▶ [Written exercise A]
Per the passage on the 2666 library, what is the library named after?
▶ [Written exercise B]
In the passage on the 2666 library, rewrite the stretch from "Set up in May" through "you might too.", swapping "cops" for "police".

▶ [Text segment]
────────────────────────────────────────

Set up in May by a group of five Shanghainese journalists, writers and magazine editors, the dimly lit reading space attracted such a large crowd on its opening night even the cops came knocking.
And here are six reasons why the queue forms.
1. Pre-selected books
Non-bookworms don’t need to shift through rows and rows of books to find a good read in 2666. Its bibliophiles have picked out works they like the best, and think you might too.
Named after Chilean author Roberto Bolano’s last book, the library is particularly well-stocked with big names in Latin American literature, which is the owners’ collective interest.
There is also a rapidly expanding shelf called “Shanghai! Shanghai!” The section features works that celebrate the marvelous city where we live.
“We try to stay connected with our readers by recommending books on Weibo and other social networking sites -- we can also buy books based on readers’ requests,” says one of 2666’s owners, a freelance writer who prefers to go by the pen name BTR.

────────────────────────────────────────

▶ [Supplied data]
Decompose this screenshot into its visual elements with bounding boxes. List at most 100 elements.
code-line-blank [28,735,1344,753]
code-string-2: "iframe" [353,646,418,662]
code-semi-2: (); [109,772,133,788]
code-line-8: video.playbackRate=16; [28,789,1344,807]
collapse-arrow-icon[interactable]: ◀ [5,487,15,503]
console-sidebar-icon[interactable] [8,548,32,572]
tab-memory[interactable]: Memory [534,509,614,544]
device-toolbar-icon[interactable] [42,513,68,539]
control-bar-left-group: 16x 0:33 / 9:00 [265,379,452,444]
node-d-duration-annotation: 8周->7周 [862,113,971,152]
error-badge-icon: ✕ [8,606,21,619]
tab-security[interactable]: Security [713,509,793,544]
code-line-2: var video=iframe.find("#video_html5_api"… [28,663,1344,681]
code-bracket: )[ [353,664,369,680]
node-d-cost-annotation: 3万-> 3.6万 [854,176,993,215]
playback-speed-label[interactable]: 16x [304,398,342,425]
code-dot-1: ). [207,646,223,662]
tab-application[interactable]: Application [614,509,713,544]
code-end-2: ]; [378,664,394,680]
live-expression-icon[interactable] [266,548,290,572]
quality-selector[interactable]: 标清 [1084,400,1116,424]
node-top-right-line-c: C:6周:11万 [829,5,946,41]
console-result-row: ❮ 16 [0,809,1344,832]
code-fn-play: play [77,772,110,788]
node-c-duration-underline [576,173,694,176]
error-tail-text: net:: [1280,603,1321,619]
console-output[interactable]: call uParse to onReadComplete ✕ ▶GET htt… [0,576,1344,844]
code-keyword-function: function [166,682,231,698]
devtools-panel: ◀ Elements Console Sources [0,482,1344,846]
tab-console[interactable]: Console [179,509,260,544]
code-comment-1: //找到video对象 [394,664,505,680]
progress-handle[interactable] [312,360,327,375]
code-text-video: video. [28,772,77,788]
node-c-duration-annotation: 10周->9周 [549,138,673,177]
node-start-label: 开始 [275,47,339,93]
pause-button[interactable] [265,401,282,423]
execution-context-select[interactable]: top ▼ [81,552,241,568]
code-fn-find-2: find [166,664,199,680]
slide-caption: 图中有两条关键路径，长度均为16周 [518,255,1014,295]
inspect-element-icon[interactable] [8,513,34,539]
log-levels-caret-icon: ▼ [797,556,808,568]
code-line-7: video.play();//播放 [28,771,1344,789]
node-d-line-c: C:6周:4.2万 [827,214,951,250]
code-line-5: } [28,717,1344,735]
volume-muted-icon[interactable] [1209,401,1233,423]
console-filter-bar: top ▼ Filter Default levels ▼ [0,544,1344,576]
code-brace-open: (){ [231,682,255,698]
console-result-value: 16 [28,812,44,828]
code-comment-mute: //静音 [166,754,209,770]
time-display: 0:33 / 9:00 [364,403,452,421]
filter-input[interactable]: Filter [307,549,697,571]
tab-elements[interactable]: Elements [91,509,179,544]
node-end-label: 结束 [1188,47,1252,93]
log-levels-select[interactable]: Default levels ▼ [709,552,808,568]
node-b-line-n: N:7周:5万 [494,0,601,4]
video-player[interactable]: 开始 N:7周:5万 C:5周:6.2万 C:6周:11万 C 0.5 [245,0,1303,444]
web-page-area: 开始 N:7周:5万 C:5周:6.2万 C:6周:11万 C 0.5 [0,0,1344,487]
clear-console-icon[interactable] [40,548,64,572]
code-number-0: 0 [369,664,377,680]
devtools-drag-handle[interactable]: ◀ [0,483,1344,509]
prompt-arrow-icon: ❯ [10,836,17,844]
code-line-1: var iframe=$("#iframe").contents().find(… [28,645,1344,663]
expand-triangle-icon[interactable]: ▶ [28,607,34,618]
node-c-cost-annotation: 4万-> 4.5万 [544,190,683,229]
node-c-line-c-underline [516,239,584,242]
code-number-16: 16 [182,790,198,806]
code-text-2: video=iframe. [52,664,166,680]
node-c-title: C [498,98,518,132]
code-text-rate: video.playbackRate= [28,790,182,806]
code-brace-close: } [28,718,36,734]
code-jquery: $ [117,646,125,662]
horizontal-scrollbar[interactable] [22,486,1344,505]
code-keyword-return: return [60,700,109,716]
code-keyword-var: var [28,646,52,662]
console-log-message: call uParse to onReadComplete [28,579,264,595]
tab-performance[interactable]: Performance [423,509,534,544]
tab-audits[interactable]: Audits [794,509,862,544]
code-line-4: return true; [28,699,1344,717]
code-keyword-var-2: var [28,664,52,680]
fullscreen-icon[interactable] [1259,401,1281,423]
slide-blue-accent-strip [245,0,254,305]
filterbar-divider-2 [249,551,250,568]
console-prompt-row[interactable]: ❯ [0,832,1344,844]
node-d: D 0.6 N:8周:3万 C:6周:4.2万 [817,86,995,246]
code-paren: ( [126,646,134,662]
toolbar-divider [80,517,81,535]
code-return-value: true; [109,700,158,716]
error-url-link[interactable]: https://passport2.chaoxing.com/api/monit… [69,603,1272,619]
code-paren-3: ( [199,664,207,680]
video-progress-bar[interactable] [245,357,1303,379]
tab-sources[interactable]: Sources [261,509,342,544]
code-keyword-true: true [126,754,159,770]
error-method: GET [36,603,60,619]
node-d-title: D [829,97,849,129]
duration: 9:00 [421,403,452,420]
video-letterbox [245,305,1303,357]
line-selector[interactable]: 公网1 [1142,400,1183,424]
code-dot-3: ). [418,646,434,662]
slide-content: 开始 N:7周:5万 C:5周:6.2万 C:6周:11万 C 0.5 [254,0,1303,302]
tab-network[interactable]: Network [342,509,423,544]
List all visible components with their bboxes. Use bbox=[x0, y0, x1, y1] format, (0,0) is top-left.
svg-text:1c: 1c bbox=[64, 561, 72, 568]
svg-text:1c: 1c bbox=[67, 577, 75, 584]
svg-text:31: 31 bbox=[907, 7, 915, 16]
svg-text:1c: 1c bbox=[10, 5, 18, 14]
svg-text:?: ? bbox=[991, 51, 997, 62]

────────────────────────────────────────

▶ [Full output A]
Chilean author Roberto Bolano's last book.

▶ [Full output B]
Set up in May by a group of five Shanghainese journalists, writers and magazine editors, the dimly lit reading space attracted such a large crowd on its opening night even the police came knocking.
And here are six reasons why the queue forms.
1. Pre-selected books
Non-bookworms don’t need to shift through rows and rows of books to find a good read in 2666. Its bibliophiles have picked out works they like the best, and think you might too.